Records:
· · · ·
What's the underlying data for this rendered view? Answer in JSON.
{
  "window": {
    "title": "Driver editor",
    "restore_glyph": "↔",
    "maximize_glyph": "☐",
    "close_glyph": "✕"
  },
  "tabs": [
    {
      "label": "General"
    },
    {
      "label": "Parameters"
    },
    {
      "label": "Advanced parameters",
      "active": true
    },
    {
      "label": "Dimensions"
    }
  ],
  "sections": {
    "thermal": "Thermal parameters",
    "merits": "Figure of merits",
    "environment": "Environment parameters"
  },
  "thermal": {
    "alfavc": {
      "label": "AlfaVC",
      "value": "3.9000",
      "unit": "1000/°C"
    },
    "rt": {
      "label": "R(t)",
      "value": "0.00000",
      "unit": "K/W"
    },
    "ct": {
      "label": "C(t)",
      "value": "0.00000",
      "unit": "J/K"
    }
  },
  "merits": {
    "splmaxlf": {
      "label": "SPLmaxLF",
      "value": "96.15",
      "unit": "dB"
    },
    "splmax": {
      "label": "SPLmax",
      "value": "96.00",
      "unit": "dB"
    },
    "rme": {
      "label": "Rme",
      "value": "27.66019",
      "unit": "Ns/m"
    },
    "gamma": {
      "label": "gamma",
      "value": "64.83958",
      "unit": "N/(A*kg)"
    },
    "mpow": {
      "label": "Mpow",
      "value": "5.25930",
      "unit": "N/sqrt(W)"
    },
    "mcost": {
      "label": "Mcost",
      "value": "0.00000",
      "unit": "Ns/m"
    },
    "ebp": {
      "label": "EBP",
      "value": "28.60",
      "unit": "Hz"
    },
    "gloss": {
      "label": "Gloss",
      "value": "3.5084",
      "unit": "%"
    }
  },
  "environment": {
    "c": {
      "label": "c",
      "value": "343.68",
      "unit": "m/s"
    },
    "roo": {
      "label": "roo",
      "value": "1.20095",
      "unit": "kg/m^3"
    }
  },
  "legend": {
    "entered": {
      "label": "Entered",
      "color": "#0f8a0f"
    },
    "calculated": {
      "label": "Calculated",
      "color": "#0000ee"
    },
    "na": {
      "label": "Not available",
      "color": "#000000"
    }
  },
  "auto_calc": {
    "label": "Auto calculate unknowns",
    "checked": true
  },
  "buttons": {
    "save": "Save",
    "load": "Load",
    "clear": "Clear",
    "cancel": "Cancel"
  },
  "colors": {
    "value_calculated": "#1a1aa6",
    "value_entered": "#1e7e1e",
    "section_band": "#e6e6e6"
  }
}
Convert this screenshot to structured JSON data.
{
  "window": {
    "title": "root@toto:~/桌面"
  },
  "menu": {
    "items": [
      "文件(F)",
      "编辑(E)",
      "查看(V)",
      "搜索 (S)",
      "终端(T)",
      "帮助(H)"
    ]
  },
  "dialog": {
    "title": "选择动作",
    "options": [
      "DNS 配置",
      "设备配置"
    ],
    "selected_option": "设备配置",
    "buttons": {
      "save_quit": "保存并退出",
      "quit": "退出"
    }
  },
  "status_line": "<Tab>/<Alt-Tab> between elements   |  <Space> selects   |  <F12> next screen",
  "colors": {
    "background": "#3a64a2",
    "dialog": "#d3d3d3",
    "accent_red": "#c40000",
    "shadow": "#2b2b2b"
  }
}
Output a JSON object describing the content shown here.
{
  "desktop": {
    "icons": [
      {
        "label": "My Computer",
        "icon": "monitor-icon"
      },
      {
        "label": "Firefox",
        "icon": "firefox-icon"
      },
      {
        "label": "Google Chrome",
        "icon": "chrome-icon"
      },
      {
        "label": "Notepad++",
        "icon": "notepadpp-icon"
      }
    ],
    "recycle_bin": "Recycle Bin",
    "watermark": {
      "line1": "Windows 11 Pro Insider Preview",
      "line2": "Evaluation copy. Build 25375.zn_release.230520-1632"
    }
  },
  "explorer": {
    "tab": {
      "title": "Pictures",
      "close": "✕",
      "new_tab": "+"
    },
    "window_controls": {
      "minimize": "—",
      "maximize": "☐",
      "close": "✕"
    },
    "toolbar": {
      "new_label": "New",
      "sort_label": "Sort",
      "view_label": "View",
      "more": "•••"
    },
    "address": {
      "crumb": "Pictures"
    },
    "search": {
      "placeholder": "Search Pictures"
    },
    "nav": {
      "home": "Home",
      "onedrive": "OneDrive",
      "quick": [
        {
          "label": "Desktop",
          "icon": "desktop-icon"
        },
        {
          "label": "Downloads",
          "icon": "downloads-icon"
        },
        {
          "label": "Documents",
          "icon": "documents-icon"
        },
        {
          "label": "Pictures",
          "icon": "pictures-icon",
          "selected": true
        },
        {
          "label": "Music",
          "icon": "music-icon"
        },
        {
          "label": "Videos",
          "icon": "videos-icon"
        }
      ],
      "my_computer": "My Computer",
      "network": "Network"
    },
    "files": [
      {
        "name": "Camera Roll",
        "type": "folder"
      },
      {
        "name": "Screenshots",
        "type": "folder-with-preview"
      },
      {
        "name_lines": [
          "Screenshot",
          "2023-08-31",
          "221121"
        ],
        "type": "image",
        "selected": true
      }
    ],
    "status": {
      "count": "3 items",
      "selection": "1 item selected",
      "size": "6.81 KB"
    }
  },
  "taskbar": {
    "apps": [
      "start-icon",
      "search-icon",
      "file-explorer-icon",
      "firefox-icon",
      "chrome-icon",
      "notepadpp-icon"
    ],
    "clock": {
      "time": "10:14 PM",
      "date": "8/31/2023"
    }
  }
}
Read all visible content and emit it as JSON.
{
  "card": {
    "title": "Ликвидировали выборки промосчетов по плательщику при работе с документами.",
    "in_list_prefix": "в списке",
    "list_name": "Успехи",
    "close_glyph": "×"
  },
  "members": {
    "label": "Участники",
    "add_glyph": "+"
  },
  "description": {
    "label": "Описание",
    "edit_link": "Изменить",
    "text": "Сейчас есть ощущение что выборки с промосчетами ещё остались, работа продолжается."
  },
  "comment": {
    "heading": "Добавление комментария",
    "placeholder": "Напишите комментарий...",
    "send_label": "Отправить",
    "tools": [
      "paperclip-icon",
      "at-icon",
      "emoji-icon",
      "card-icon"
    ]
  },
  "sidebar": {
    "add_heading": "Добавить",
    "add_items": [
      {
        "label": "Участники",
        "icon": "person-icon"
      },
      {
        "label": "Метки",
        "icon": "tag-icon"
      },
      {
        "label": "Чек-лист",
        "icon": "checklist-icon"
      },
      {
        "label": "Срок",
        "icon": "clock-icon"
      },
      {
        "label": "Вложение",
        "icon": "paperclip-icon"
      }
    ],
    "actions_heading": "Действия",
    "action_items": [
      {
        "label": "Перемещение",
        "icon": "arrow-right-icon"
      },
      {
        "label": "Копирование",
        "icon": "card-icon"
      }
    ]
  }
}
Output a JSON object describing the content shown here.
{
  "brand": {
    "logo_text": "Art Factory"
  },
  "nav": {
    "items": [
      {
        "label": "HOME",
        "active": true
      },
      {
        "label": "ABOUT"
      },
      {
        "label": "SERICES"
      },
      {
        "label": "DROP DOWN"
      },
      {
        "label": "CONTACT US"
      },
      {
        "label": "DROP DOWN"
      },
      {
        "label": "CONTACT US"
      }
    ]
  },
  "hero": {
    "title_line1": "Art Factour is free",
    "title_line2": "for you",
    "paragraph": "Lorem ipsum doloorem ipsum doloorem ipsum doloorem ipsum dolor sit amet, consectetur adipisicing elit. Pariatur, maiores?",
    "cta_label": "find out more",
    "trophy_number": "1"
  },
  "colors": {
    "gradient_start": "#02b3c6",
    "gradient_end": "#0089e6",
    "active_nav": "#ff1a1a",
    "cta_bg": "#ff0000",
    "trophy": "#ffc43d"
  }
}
· · · ·
YOUR GOAL: Extract all of the data above and output it character for character.

WRITTEN ANSWER:
What's the underlying data for this rendered view? Answer in JSON.
{
  "window": {
    "title": "Driver editor",
    "restore_glyph": "↔",
    "maximize_glyph": "☐",
    "close_glyph": "✕"
  },
  "tabs": [
    {
      "label": "General"
    },
    {
      "label": "Parameters"
    },
    {
      "label": "Advanced parameters",
      "active": true
    },
    {
      "label": "Dimensions"
    }
  ],
  "sections": {
    "thermal": "Thermal parameters",
    "merits": "Figure of merits",
    "environment": "Environment parameters"
  },
  "thermal": {
    "alfavc": {
      "label": "AlfaVC",
      "value": "3.9000",
      "unit": "1000/°C"
    },
    "rt": {
      "label": "R(t)",
      "value": "0.00000",
      "unit": "K/W"
    },
    "ct": {
      "label": "C(t)",
      "value": "0.00000",
      "unit": "J/K"
    }
  },
  "merits": {
    "splmaxlf": {
      "label": "SPLmaxLF",
      "value": "96.15",
      "unit": "dB"
    },
    "splmax": {
      "label": "SPLmax",
      "value": "96.00",
      "unit": "dB"
    },
    "rme": {
      "label": "Rme",
      "value": "27.66019",
      "unit": "Ns/m"
    },
    "gamma": {
      "label": "gamma",
      "value": "64.83958",
      "unit": "N/(A*kg)"
    },
    "mpow": {
      "label": "Mpow",
      "value": "5.25930",
      "unit": "N/sqrt(W)"
    },
    "mcost": {
      "label": "Mcost",
      "value": "0.00000",
      "unit": "Ns/m"
    },
    "ebp": {
      "label": "EBP",
      "value": "28.60",
      "unit": "Hz"
    },
    "gloss": {
      "label": "Gloss",
      "value": "3.5084",
      "unit": "%"
    }
  },
  "environment": {
    "c": {
      "label": "c",
      "value": "343.68",
      "unit": "m/s"
    },
    "roo": {
      "label": "roo",
      "value": "1.20095",
      "unit": "kg/m^3"
    }
  },
  "legend": {
    "entered": {
      "label": "Entered",
      "color": "#0f8a0f"
    },
    "calculated": {
      "label": "Calculated",
      "color": "#0000ee"
    },
    "na": {
      "label": "Not available",
      "color": "#000000"
    }
  },
  "auto_calc": {
    "label": "Auto calculate unknowns",
    "checked": true
  },
  "buttons": {
    "save": "Save",
    "load": "Load",
    "clear": "Clear",
    "cancel": "Cancel"
  },
  "colors": {
    "value_calculated": "#1a1aa6",
    "value_entered": "#1e7e1e",
    "section_band": "#e6e6e6"
  }
}
Convert this screenshot to structured JSON data.
{
  "window": {
    "title": "root@toto:~/桌面"
  },
  "menu": {
    "items": [
      "文件(F)",
      "编辑(E)",
      "查看(V)",
      "搜索 (S)",
      "终端(T)",
      "帮助(H)"
    ]
  },
  "dialog": {
    "title": "选择动作",
    "options": [
      "DNS 配置",
      "设备配置"
    ],
    "selected_option": "设备配置",
    "buttons": {
      "save_quit": "保存并退出",
      "quit": "退出"
    }
  },
  "status_line": "<Tab>/<Alt-Tab> between elements   |  <Space> selects   |  <F12> next screen",
  "colors": {
    "background": "#3a64a2",
    "dialog": "#d3d3d3",
    "accent_red": "#c40000",
    "shadow": "#2b2b2b"
  }
}
Output a JSON object describing the content shown here.
{
  "desktop": {
    "icons": [
      {
        "label": "My Computer",
        "icon": "monitor-icon"
      },
      {
        "label": "Firefox",
        "icon": "firefox-icon"
      },
      {
        "label": "Google Chrome",
        "icon": "chrome-icon"
      },
      {
        "label": "Notepad++",
        "icon": "notepadpp-icon"
      }
    ],
    "recycle_bin": "Recycle Bin",
    "watermark": {
      "line1": "Windows 11 Pro Insider Preview",
      "line2": "Evaluation copy. Build 25375.zn_release.230520-1632"
    }
  },
  "explorer": {
    "tab": {
      "title": "Pictures",
      "close": "✕",
      "new_tab": "+"
    },
    "window_controls": {
      "minimize": "—",
      "maximize": "☐",
      "close": "✕"
    },
    "toolbar": {
      "new_label": "New",
      "sort_label": "Sort",
      "view_label": "View",
      "more": "•••"
    },
    "address": {
      "crumb": "Pictures"
    },
    "search": {
      "placeholder": "Search Pictures"
    },
    "nav": {
      "home": "Home",
      "onedrive": "OneDrive",
      "quick": [
        {
          "label": "Desktop",
          "icon": "desktop-icon"
        },
        {
          "label": "Downloads",
          "icon": "downloads-icon"
        },
        {
          "label": "Documents",
          "icon": "documents-icon"
        },
        {
          "label": "Pictures",
          "icon": "pictures-icon",
          "selected": true
        },
        {
          "label": "Music",
          "icon": "music-icon"
        },
        {
          "label": "Videos",
          "icon": "videos-icon"
        }
      ],
      "my_computer": "My Computer",
      "network": "Network"
    },
    "files": [
      {
        "name": "Camera Roll",
        "type": "folder"
      },
      {
        "name": "Screenshots",
        "type": "folder-with-preview"
      },
      {
        "name_lines": [
          "Screenshot",
          "2023-08-31",
          "221121"
        ],
        "type": "image",
        "selected": true
      }
    ],
    "status": {
      "count": "3 items",
      "selection": "1 item selected",
      "size": "6.81 KB"
    }
  },
  "taskbar": {
    "apps": [
      "start-icon",
      "search-icon",
      "file-explorer-icon",
      "firefox-icon",
      "chrome-icon",
      "notepadpp-icon"
    ],
    "clock": {
      "time": "10:14 PM",
      "date": "8/31/2023"
    }
  }
}
Read all visible content and emit it as JSON.
{
  "card": {
    "title": "Ликвидировали выборки промосчетов по плательщику при работе с документами.",
    "in_list_prefix": "в списке",
    "list_name": "Успехи",
    "close_glyph": "×"
  },
  "members": {
    "label": "Участники",
    "add_glyph": "+"
  },
  "description": {
    "label": "Описание",
    "edit_link": "Изменить",
    "text": "Сейчас есть ощущение что выборки с промосчетами ещё остались, работа продолжается."
  },
  "comment": {
    "heading": "Добавление комментария",
    "placeholder": "Напишите комментарий...",
    "send_label": "Отправить",
    "tools": [
      "paperclip-icon",
      "at-icon",
      "emoji-icon",
      "card-icon"
    ]
  },
  "sidebar": {
    "add_heading": "Добавить",
    "add_items": [
      {
        "label": "Участники",
        "icon": "person-icon"
      },
      {
        "label": "Метки",
        "icon": "tag-icon"
      },
      {
        "label": "Чек-лист",
        "icon": "checklist-icon"
      },
      {
        "label": "Срок",
        "icon": "clock-icon"
      },
      {
        "label": "Вложение",
        "icon": "paperclip-icon"
      }
    ],
    "actions_heading": "Действия",
    "action_items": [
      {
        "label": "Перемещение",
        "icon": "arrow-right-icon"
      },
      {
        "label": "Копирование",
        "icon": "card-icon"
      }
    ]
  }
}
Output a JSON object describing the content shown here.
{
  "brand": {
    "logo_text": "Art Factory"
  },
  "nav": {
    "items": [
      {
        "label": "HOME",
        "active": true
      },
      {
        "label": "ABOUT"
      },
      {
        "label": "SERICES"
      },
      {
        "label": "DROP DOWN"
      },
      {
        "label": "CONTACT US"
      },
      {
        "label": "DROP DOWN"
      },
      {
        "label": "CONTACT US"
      }
    ]
  },
  "hero": {
    "title_line1": "Art Factour is free",
    "title_line2": "for you",
    "paragraph": "Lorem ipsum doloorem ipsum doloorem ipsum doloorem ipsum dolor sit amet, consectetur adipisicing elit. Pariatur, maiores?",
    "cta_label": "find out more",
    "trophy_number": "1"
  },
  "colors": {
    "gradient_start": "#02b3c6",
    "gradient_end": "#0089e6",
    "active_nav": "#ff1a1a",
    "cta_bg": "#ff0000",
    "trophy": "#ffc43d"
  }
}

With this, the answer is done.